**Entries supplied:**
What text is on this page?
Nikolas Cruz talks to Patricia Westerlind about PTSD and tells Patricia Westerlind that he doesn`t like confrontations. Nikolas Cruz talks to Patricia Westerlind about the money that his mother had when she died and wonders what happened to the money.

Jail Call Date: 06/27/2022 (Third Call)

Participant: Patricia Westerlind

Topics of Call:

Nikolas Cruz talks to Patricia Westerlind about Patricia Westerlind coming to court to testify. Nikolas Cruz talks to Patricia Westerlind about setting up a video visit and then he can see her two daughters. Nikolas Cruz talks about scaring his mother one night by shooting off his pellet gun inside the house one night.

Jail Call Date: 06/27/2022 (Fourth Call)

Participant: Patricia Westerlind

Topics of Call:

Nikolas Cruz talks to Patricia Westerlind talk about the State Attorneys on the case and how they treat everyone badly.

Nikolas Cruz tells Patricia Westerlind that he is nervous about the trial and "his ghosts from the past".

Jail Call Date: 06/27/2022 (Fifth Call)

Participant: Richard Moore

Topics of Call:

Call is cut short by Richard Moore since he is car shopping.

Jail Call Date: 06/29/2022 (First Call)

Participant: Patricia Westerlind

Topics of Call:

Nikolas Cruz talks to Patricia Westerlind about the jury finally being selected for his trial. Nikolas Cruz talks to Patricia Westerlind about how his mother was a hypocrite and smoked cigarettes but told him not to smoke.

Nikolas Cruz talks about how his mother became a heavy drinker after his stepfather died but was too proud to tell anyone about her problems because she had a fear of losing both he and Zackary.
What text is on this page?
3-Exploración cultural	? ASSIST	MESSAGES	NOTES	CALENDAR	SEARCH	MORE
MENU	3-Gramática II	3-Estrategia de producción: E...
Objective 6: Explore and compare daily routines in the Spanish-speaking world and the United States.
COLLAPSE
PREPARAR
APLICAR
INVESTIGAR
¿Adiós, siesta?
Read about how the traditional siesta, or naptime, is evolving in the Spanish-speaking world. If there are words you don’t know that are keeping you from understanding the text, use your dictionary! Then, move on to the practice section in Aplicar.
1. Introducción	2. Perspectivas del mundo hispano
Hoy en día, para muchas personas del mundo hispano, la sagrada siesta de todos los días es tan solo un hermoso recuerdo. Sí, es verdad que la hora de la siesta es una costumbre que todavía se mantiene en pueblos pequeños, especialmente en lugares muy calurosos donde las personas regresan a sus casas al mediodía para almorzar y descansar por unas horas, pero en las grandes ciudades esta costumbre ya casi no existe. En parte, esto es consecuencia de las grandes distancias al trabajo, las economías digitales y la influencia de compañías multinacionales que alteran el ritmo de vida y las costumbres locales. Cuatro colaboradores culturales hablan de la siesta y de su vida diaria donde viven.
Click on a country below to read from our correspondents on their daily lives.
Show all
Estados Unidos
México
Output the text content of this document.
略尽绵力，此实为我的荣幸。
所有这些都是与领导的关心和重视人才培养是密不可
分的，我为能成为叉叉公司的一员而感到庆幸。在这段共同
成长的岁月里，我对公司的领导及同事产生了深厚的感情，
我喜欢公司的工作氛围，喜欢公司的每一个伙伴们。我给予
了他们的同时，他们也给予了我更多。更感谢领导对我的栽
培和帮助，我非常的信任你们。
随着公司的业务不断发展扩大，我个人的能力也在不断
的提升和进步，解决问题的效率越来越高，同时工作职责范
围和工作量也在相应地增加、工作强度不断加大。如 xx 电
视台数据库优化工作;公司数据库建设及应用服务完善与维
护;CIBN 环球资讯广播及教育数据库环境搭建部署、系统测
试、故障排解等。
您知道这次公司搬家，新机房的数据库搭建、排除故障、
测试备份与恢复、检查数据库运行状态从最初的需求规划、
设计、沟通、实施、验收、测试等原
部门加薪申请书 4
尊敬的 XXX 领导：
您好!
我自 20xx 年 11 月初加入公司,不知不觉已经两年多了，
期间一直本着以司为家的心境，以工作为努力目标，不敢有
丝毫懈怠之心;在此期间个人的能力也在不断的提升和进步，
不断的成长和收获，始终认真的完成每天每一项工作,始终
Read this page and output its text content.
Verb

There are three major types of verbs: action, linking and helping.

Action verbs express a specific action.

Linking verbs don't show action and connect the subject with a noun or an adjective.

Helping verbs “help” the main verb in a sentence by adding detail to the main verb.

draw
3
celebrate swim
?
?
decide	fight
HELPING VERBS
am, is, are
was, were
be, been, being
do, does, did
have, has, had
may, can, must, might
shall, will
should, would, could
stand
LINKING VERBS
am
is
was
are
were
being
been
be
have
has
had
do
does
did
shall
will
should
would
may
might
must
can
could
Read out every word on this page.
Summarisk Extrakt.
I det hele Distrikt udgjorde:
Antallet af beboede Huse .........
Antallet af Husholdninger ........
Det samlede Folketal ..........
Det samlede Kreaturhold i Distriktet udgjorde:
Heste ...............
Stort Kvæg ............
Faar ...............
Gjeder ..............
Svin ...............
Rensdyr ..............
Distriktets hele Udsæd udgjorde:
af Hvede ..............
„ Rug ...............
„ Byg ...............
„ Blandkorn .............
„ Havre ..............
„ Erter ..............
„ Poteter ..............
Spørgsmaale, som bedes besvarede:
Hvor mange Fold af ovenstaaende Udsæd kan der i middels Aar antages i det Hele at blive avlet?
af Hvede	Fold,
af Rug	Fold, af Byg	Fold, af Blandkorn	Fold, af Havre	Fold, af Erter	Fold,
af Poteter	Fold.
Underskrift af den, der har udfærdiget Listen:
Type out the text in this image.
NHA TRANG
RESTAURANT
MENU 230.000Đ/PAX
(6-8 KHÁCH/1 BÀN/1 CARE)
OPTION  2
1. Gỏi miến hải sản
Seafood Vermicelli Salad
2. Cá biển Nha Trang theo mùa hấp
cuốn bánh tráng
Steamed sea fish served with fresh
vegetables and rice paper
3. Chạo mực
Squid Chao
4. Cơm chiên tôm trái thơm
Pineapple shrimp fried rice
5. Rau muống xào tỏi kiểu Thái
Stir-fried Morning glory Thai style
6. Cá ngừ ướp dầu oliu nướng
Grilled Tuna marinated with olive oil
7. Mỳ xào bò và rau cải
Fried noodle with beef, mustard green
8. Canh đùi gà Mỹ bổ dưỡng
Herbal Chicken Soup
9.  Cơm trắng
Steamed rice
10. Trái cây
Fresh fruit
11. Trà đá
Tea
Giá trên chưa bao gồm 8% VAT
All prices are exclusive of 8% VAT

**The task:**
The word "samlede" may turn up on some lines of these records; say how many, with no other words.

**Written reply:**
2